(Excerpt from a dataset)
--
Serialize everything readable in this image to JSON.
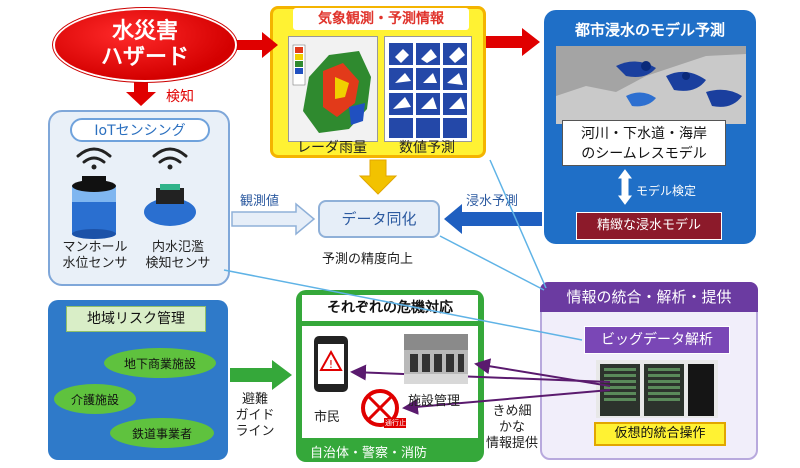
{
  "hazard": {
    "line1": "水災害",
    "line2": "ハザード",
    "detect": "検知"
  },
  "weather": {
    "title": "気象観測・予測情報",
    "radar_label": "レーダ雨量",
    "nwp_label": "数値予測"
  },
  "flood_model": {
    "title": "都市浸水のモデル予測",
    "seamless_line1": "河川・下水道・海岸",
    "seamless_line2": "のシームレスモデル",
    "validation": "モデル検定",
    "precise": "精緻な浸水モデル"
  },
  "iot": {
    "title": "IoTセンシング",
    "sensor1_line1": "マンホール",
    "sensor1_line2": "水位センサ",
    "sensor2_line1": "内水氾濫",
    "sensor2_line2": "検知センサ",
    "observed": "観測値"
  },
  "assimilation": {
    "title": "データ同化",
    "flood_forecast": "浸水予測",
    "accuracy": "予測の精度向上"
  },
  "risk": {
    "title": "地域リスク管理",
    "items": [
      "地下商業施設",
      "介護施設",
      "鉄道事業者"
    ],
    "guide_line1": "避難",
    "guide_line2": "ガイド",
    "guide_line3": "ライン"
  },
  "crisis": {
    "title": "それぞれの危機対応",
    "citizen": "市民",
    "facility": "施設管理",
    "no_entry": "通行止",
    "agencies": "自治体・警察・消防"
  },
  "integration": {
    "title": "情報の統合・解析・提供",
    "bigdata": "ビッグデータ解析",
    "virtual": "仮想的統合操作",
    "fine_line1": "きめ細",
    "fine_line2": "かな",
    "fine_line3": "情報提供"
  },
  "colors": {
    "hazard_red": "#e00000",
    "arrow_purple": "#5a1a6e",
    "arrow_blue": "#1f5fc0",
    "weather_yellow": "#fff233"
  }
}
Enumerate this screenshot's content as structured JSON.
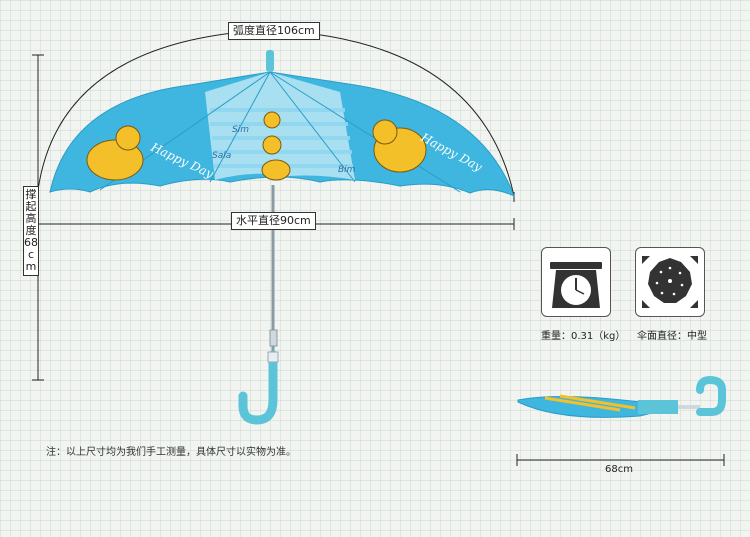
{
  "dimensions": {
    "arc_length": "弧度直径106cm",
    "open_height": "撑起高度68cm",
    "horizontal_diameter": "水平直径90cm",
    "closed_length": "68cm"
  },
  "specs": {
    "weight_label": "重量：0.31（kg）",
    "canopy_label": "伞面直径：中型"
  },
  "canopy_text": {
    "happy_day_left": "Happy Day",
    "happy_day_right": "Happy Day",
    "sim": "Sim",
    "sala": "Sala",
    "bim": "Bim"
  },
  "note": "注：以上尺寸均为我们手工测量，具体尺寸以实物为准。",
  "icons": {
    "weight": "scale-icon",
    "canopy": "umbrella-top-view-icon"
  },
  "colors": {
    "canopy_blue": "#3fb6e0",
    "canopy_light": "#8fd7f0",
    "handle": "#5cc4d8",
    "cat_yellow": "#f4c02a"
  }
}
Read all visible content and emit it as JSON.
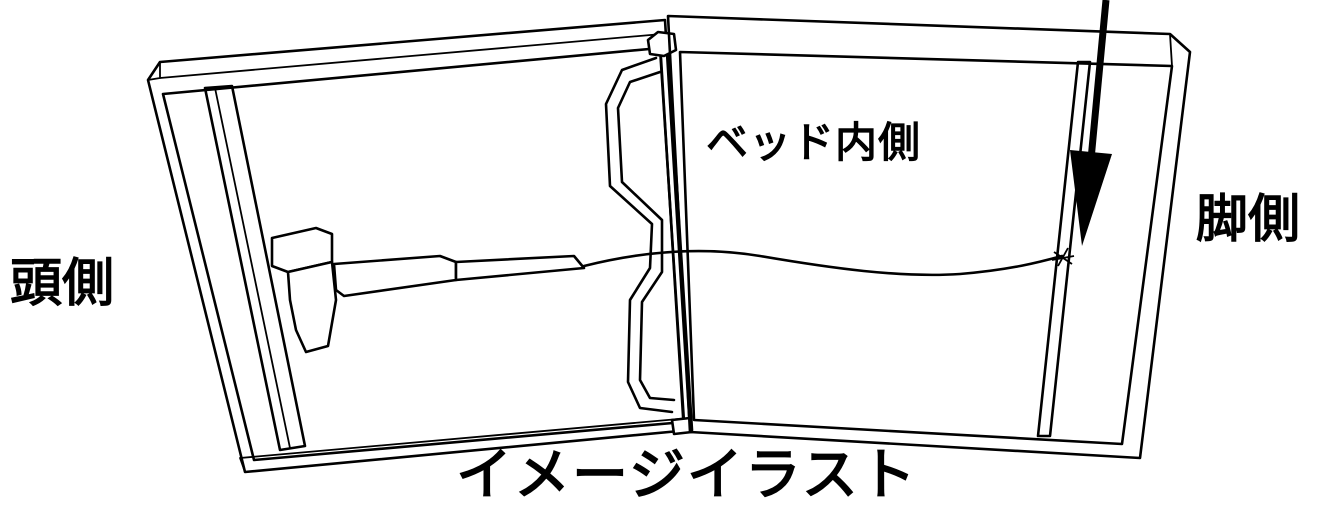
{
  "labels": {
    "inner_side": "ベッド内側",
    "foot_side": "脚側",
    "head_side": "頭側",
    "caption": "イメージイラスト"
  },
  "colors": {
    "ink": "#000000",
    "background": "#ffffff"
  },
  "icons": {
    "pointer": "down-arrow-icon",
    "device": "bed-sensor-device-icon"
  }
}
--
PROMPT: Transcribe all of the entries word for word, but skip any pictures they contain.

WRITTEN ANSWER:
Serialize everything readable in this image to JSON.
{
  "hazard": {
    "line1": "水災害",
    "line2": "ハザード",
    "detect": "検知"
  },
  "weather": {
    "title": "気象観測・予測情報",
    "radar_label": "レーダ雨量",
    "nwp_label": "数値予測"
  },
  "flood_model": {
    "title": "都市浸水のモデル予測",
    "seamless_line1": "河川・下水道・海岸",
    "seamless_line2": "のシームレスモデル",
    "validation": "モデル検定",
    "precise": "精緻な浸水モデル"
  },
  "iot": {
    "title": "IoTセンシング",
    "sensor1_line1": "マンホール",
    "sensor1_line2": "水位センサ",
    "sensor2_line1": "内水氾濫",
    "sensor2_line2": "検知センサ",
    "observed": "観測値"
  },
  "assimilation": {
    "title": "データ同化",
    "flood_forecast": "浸水予測",
    "accuracy": "予測の精度向上"
  },
  "risk": {
    "title": "地域リスク管理",
    "items": [
      "地下商業施設",
      "介護施設",
      "鉄道事業者"
    ],
    "guide_line1": "避難",
    "guide_line2": "ガイド",
    "guide_line3": "ライン"
  },
  "crisis": {
    "title": "それぞれの危機対応",
    "citizen": "市民",
    "facility": "施設管理",
    "no_entry": "通行止",
    "agencies": "自治体・警察・消防"
  },
  "integration": {
    "title": "情報の統合・解析・提供",
    "bigdata": "ビッグデータ解析",
    "virtual": "仮想的統合操作",
    "fine_line1": "きめ細",
    "fine_line2": "かな",
    "fine_line3": "情報提供"
  },
  "colors": {
    "hazard_red": "#e00000",
    "arrow_purple": "#5a1a6e",
    "arrow_blue": "#1f5fc0",
    "weather_yellow": "#fff233"
  }
}
Enumerate this screenshot's content as structured JSON.
{
  "dimensions": {
    "arc_length": "弧度直径106cm",
    "open_height": "撑起高度68cm",
    "horizontal_diameter": "水平直径90cm",
    "closed_length": "68cm"
  },
  "specs": {
    "weight_label": "重量：0.31（kg）",
    "canopy_label": "伞面直径：中型"
  },
  "canopy_text": {
    "happy_day_left": "Happy Day",
    "happy_day_right": "Happy Day",
    "sim": "Sim",
    "sala": "Sala",
    "bim": "Bim"
  },
  "note": "注：以上尺寸均为我们手工测量，具体尺寸以实物为准。",
  "icons": {
    "weight": "scale-icon",
    "canopy": "umbrella-top-view-icon"
  },
  "colors": {
    "canopy_blue": "#3fb6e0",
    "canopy_light": "#8fd7f0",
    "handle": "#5cc4d8",
    "cat_yellow": "#f4c02a"
  }
}
Read all visible content and emit it as JSON.
{
  "labels": {
    "inner_side": "ベッド内側",
    "foot_side": "脚側",
    "head_side": "頭側",
    "caption": "イメージイラスト"
  },
  "colors": {
    "ink": "#000000",
    "background": "#ffffff"
  },
  "icons": {
    "pointer": "down-arrow-icon",
    "device": "bed-sensor-device-icon"
  }
}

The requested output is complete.